▶ **Task**: Output the full listing below exactly as it reads, and skip anything that is a picture.

▶ **Records to use**:
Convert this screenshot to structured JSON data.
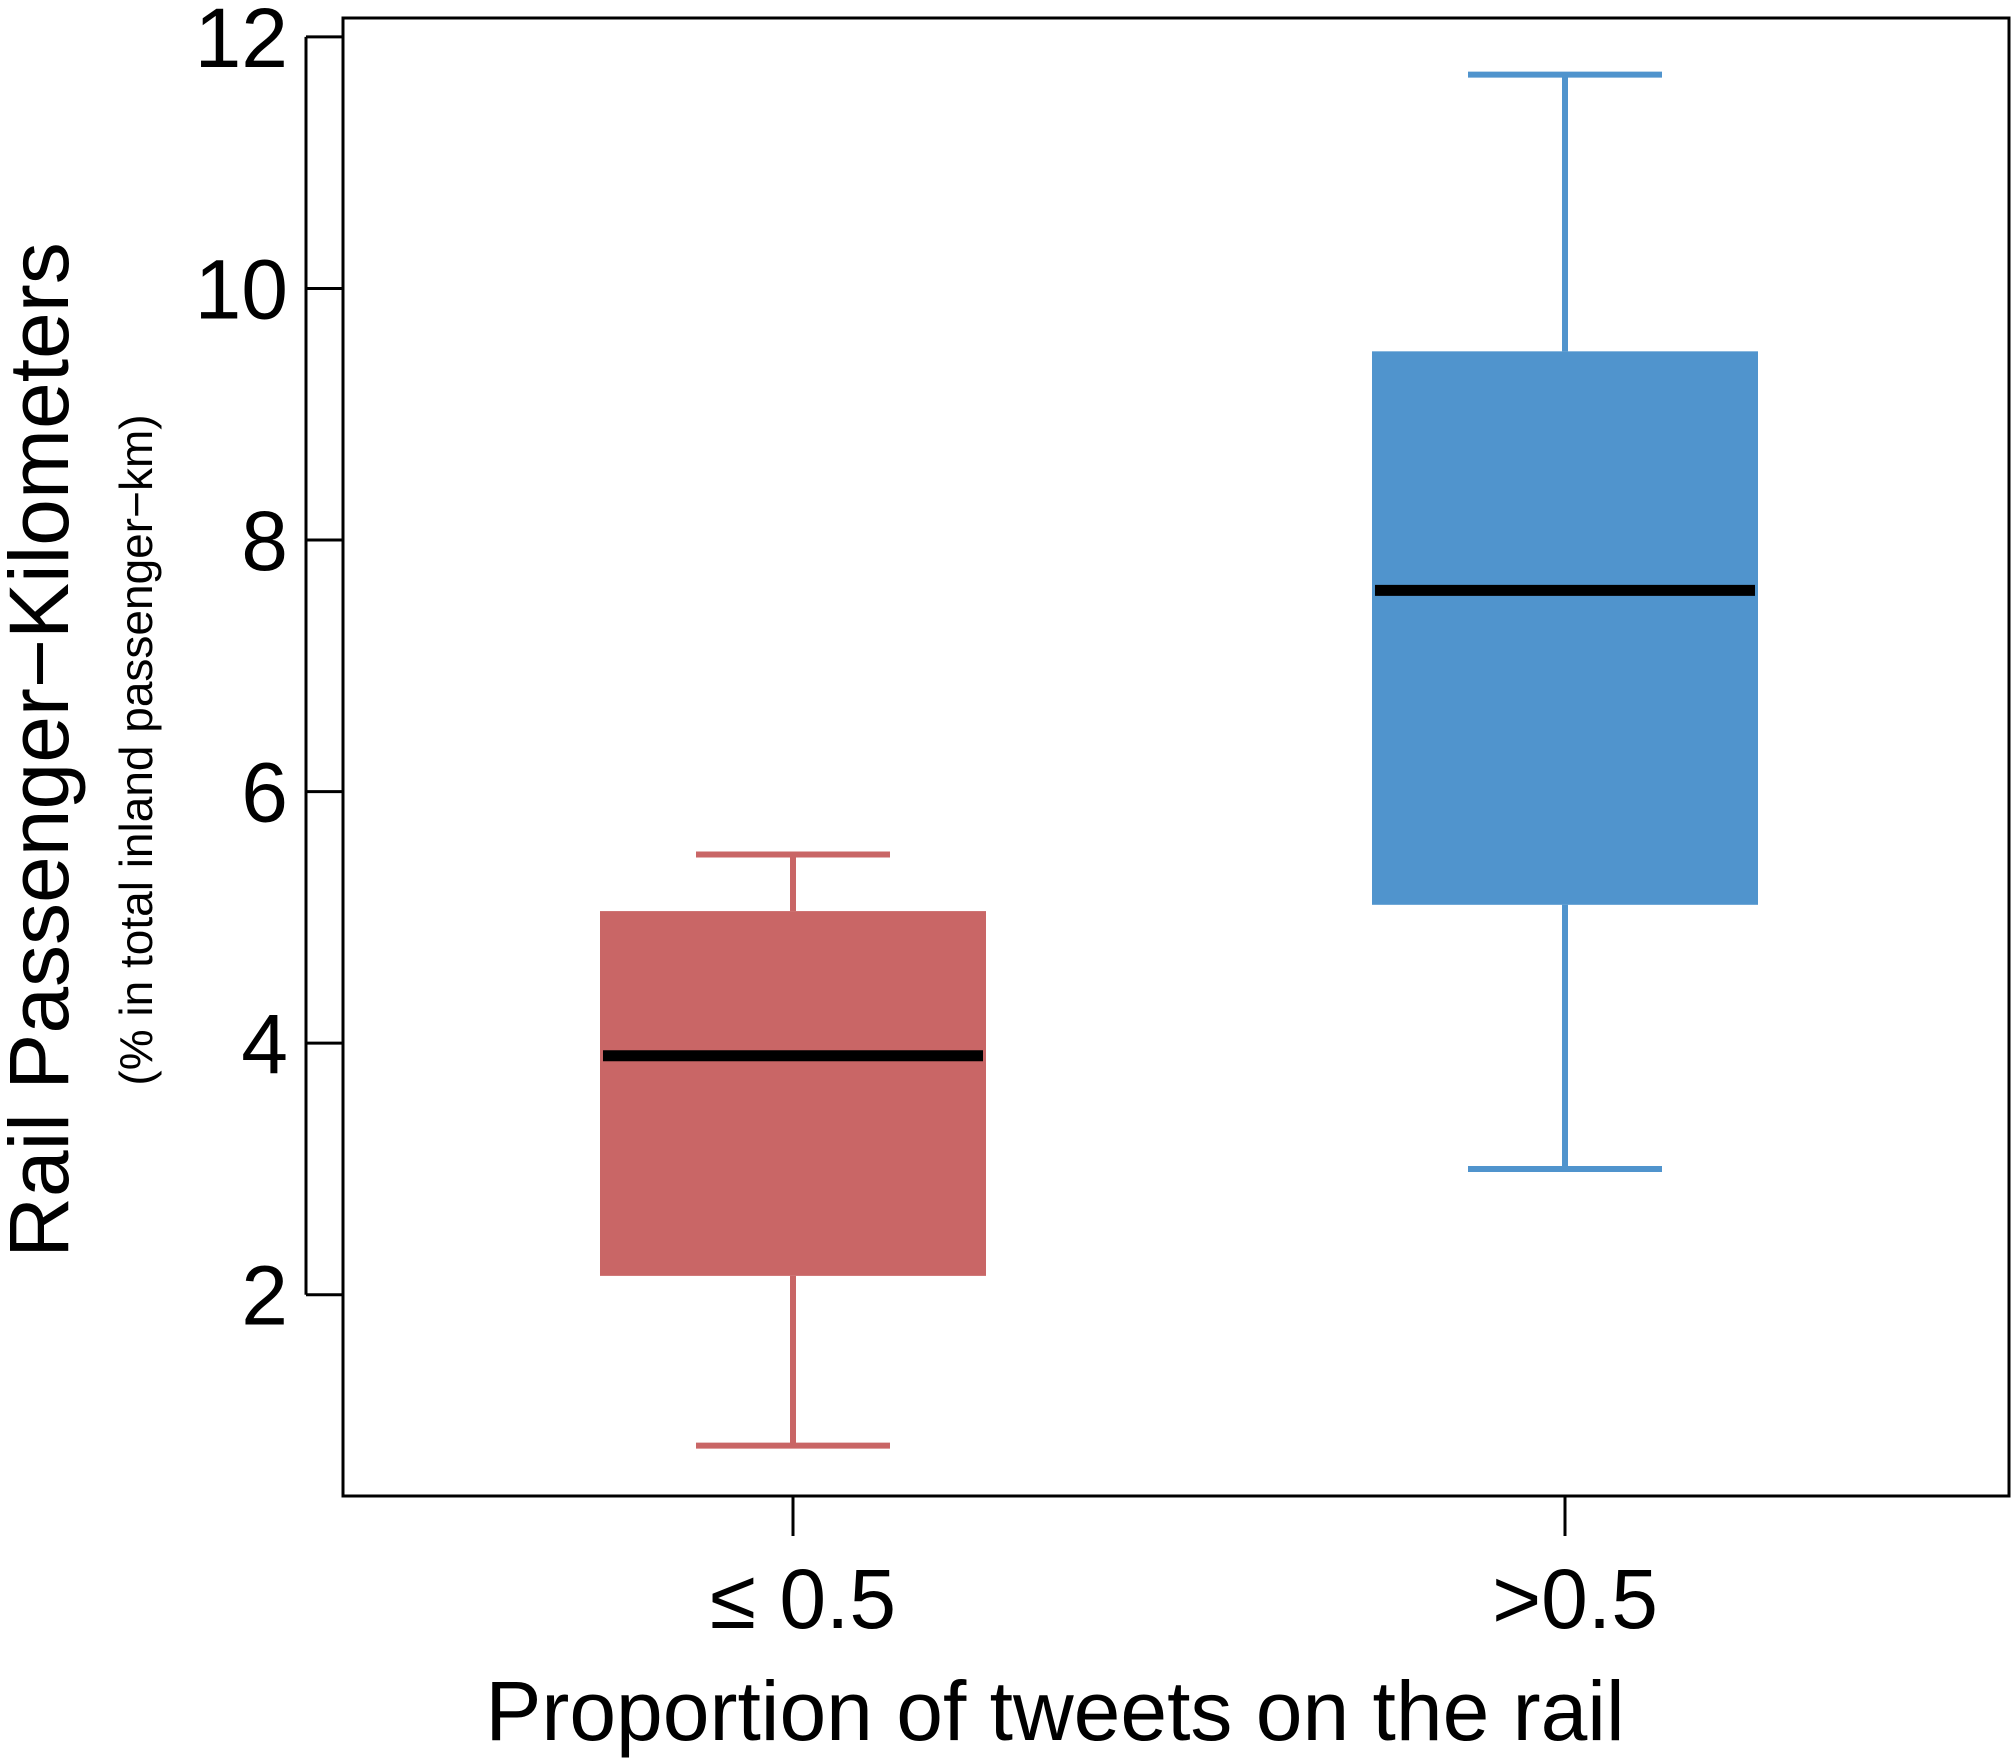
{
  "chart_data": {
    "type": "box",
    "xlabel": "Proportion of tweets on the rail",
    "ylabel": "Rail Passenger−Kilometers",
    "ylabel_sub": "(% in total inland passenger−km)",
    "ylim": [
      0.4,
      12.15
    ],
    "yticks": [
      2,
      4,
      6,
      8,
      10,
      12
    ],
    "ytick_labels": [
      "2",
      "4",
      "6",
      "8",
      "10",
      "12"
    ],
    "categories": [
      "≤ 0.5",
      ">0.5"
    ],
    "boxes": [
      {
        "category": "≤ 0.5",
        "whisker_low": 0.8,
        "q1": 2.15,
        "median": 3.9,
        "q3": 5.05,
        "whisker_high": 5.5,
        "color": "#c96666"
      },
      {
        "category": ">0.5",
        "whisker_low": 3.0,
        "q1": 5.1,
        "median": 7.6,
        "q3": 9.5,
        "whisker_high": 11.7,
        "color": "#5094cd"
      }
    ],
    "median_color": "#000000",
    "grid": false,
    "legend": "none"
  }
}
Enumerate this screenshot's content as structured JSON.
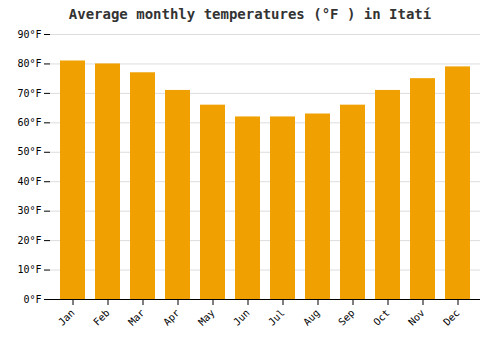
{
  "chart_data": {
    "type": "bar",
    "title": "Average monthly temperatures (°F ) in Itatí",
    "categories": [
      "Jan",
      "Feb",
      "Mar",
      "Apr",
      "May",
      "Jun",
      "Jul",
      "Aug",
      "Sep",
      "Oct",
      "Nov",
      "Dec"
    ],
    "values": [
      81,
      80,
      77,
      71,
      66,
      62,
      62,
      63,
      66,
      71,
      75,
      79
    ],
    "color": "#F0A000",
    "ylim": [
      0,
      90
    ],
    "yticks": [
      {
        "value": 0,
        "label": "0°F"
      },
      {
        "value": 10,
        "label": "10°F"
      },
      {
        "value": 20,
        "label": "20°F"
      },
      {
        "value": 30,
        "label": "30°F"
      },
      {
        "value": 40,
        "label": "40°F"
      },
      {
        "value": 50,
        "label": "50°F"
      },
      {
        "value": 60,
        "label": "60°F"
      },
      {
        "value": 70,
        "label": "70°F"
      },
      {
        "value": 80,
        "label": "80°F"
      },
      {
        "value": 90,
        "label": "90°F"
      }
    ],
    "grid": true
  }
}
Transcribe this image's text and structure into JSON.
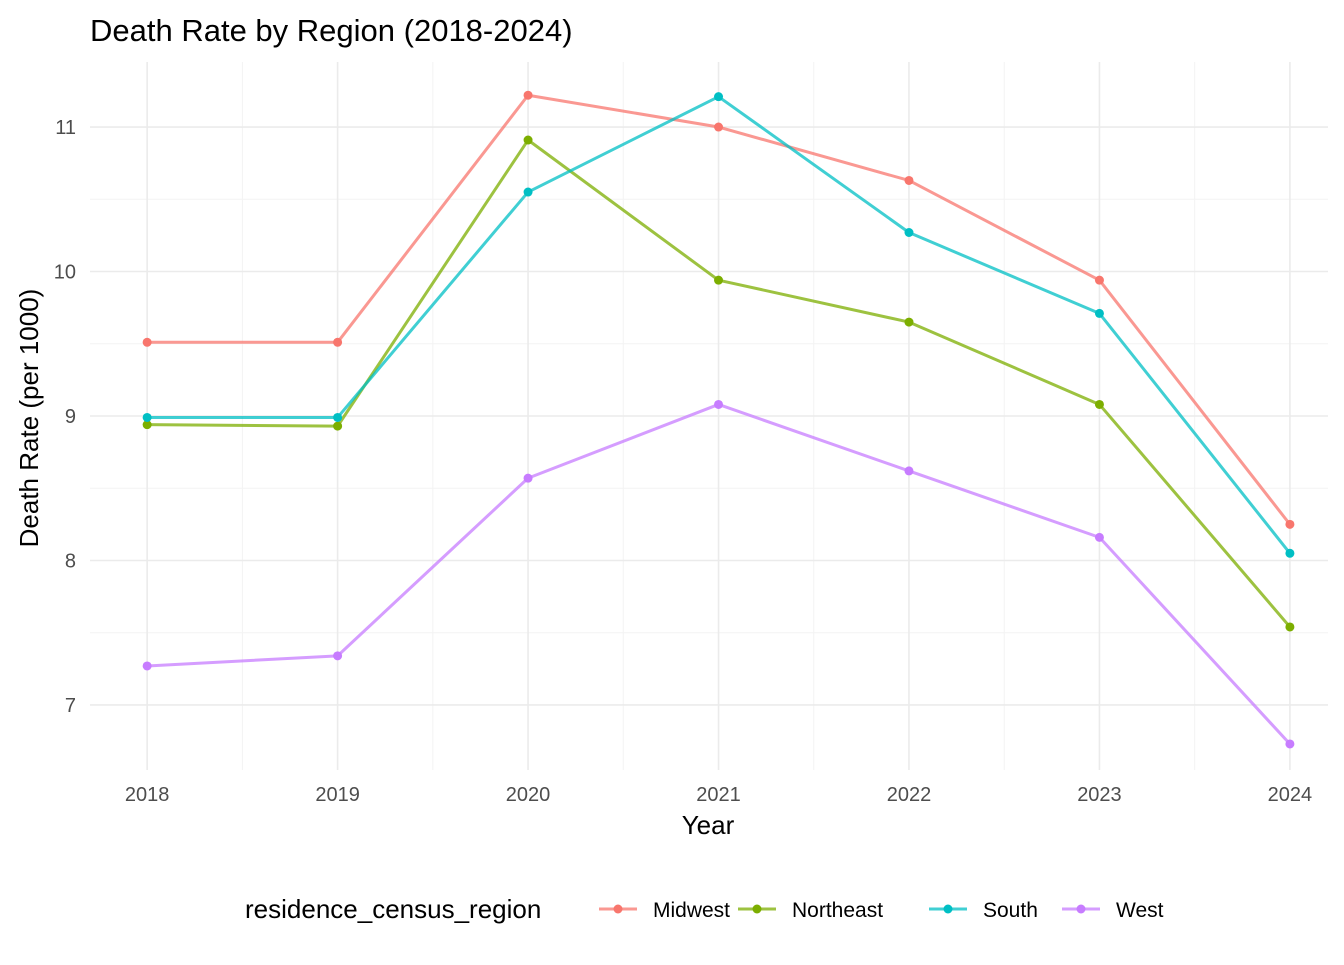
{
  "chart_data": {
    "type": "line",
    "title": "Death Rate by Region (2018-2024)",
    "xlabel": "Year",
    "ylabel": "Death Rate (per 1000)",
    "x": [
      2018,
      2019,
      2020,
      2021,
      2022,
      2023,
      2024
    ],
    "xlim": [
      2017.7,
      2024.2
    ],
    "ylim": [
      6.55,
      11.45
    ],
    "x_ticks": [
      2018,
      2019,
      2020,
      2021,
      2022,
      2023,
      2024
    ],
    "y_ticks": [
      7,
      8,
      9,
      10,
      11
    ],
    "grid": true,
    "legend": {
      "title": "residence_census_region",
      "position": "bottom"
    },
    "series": [
      {
        "name": "Midwest",
        "color": "#F8766D",
        "values": [
          9.51,
          9.51,
          11.22,
          11.0,
          10.63,
          9.94,
          8.25
        ]
      },
      {
        "name": "Northeast",
        "color": "#7CAE00",
        "values": [
          8.94,
          8.93,
          10.91,
          9.94,
          9.65,
          9.08,
          7.54
        ]
      },
      {
        "name": "South",
        "color": "#00BFC4",
        "values": [
          8.99,
          8.99,
          10.55,
          11.21,
          10.27,
          9.71,
          8.05
        ]
      },
      {
        "name": "West",
        "color": "#C77CFF",
        "values": [
          7.27,
          7.34,
          8.57,
          9.08,
          8.62,
          8.16,
          6.73
        ]
      }
    ]
  }
}
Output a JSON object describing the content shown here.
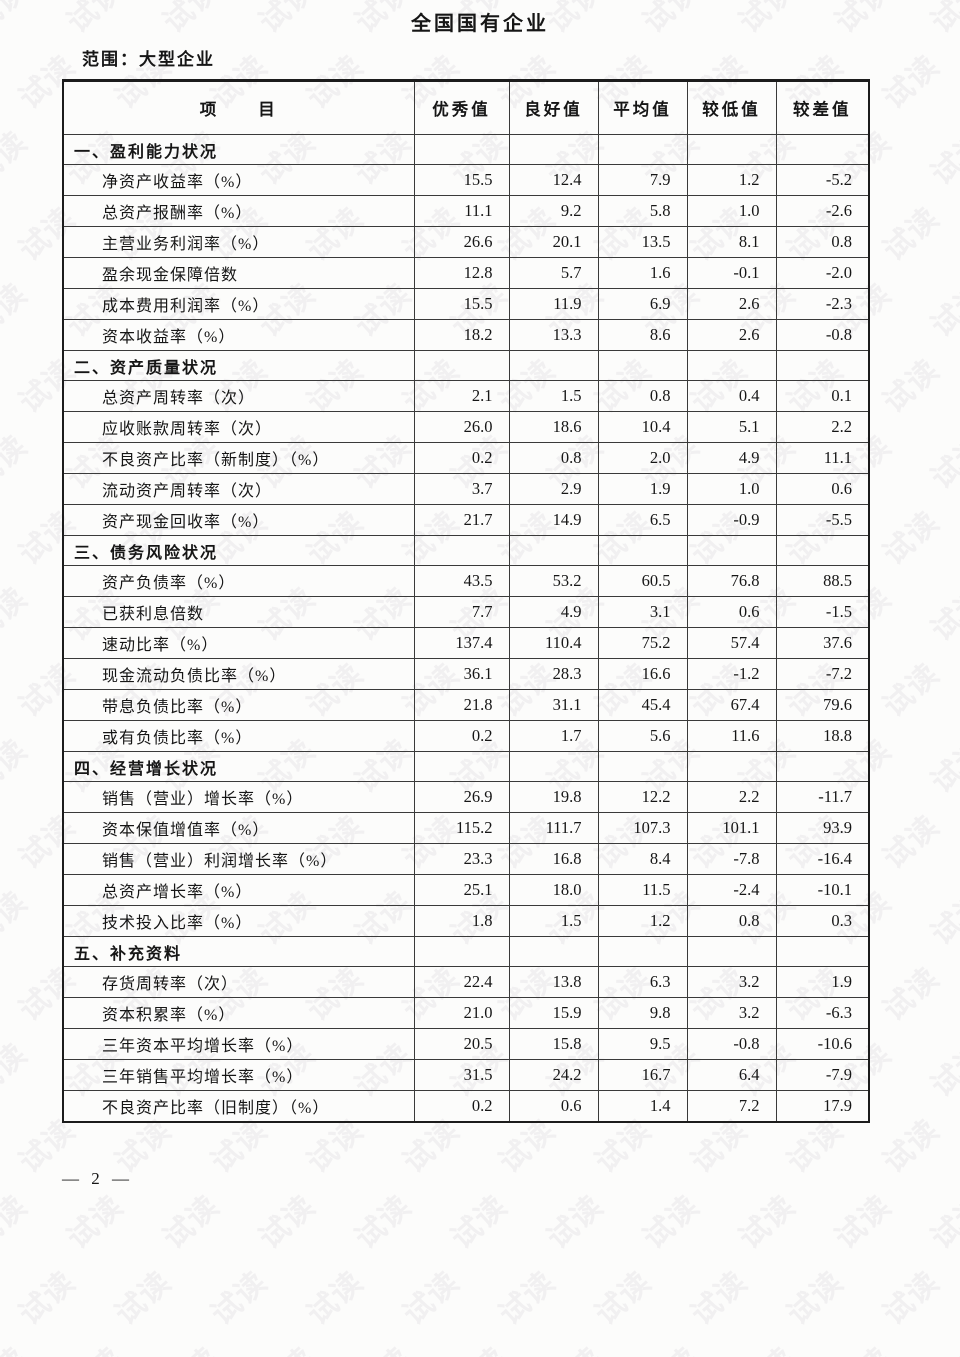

▶ **Full answer**:
Convert this screenshot to structured JSON data.
{
  "chart_data": {
    "type": "box",
    "xlabel": "Proportion of tweets on the rail",
    "ylabel": "Rail Passenger−Kilometers",
    "ylabel_sub": "(% in total inland passenger−km)",
    "ylim": [
      0.4,
      12.15
    ],
    "yticks": [
      2,
      4,
      6,
      8,
      10,
      12
    ],
    "ytick_labels": [
      "2",
      "4",
      "6",
      "8",
      "10",
      "12"
    ],
    "categories": [
      "≤ 0.5",
      ">0.5"
    ],
    "boxes": [
      {
        "category": "≤ 0.5",
        "whisker_low": 0.8,
        "q1": 2.15,
        "median": 3.9,
        "q3": 5.05,
        "whisker_high": 5.5,
        "color": "#c96666"
      },
      {
        "category": ">0.5",
        "whisker_low": 3.0,
        "q1": 5.1,
        "median": 7.6,
        "q3": 9.5,
        "whisker_high": 11.7,
        "color": "#5094cd"
      }
    ],
    "median_color": "#000000",
    "grid": false,
    "legend": "none"
  }
}
Enumerate this screenshot's content as structured JSON.
{
  "chart_data": {
    "type": "bar",
    "title": "Average monthly temperatures (°F ) in Itatí",
    "categories": [
      "Jan",
      "Feb",
      "Mar",
      "Apr",
      "May",
      "Jun",
      "Jul",
      "Aug",
      "Sep",
      "Oct",
      "Nov",
      "Dec"
    ],
    "values": [
      81,
      80,
      77,
      71,
      66,
      62,
      62,
      63,
      66,
      71,
      75,
      79
    ],
    "color": "#F0A000",
    "ylim": [
      0,
      90
    ],
    "yticks": [
      {
        "value": 0,
        "label": "0°F"
      },
      {
        "value": 10,
        "label": "10°F"
      },
      {
        "value": 20,
        "label": "20°F"
      },
      {
        "value": 30,
        "label": "30°F"
      },
      {
        "value": 40,
        "label": "40°F"
      },
      {
        "value": 50,
        "label": "50°F"
      },
      {
        "value": 60,
        "label": "60°F"
      },
      {
        "value": 70,
        "label": "70°F"
      },
      {
        "value": 80,
        "label": "80°F"
      },
      {
        "value": 90,
        "label": "90°F"
      }
    ],
    "grid": true
  }
}
Transcribe this image's text and structure into JSON.
{
  "chart_data": {
    "type": "line",
    "title": "Death Rate by Region (2018-2024)",
    "xlabel": "Year",
    "ylabel": "Death Rate (per 1000)",
    "x": [
      2018,
      2019,
      2020,
      2021,
      2022,
      2023,
      2024
    ],
    "xlim": [
      2017.7,
      2024.2
    ],
    "ylim": [
      6.55,
      11.45
    ],
    "x_ticks": [
      2018,
      2019,
      2020,
      2021,
      2022,
      2023,
      2024
    ],
    "y_ticks": [
      7,
      8,
      9,
      10,
      11
    ],
    "grid": true,
    "legend": {
      "title": "residence_census_region",
      "position": "bottom"
    },
    "series": [
      {
        "name": "Midwest",
        "color": "#F8766D",
        "values": [
          9.51,
          9.51,
          11.22,
          11.0,
          10.63,
          9.94,
          8.25
        ]
      },
      {
        "name": "Northeast",
        "color": "#7CAE00",
        "values": [
          8.94,
          8.93,
          10.91,
          9.94,
          9.65,
          9.08,
          7.54
        ]
      },
      {
        "name": "South",
        "color": "#00BFC4",
        "values": [
          8.99,
          8.99,
          10.55,
          11.21,
          10.27,
          9.71,
          8.05
        ]
      },
      {
        "name": "West",
        "color": "#C77CFF",
        "values": [
          7.27,
          7.34,
          8.57,
          9.08,
          8.62,
          8.16,
          6.73
        ]
      }
    ]
  }
}
Output a JSON object describing the content shown here.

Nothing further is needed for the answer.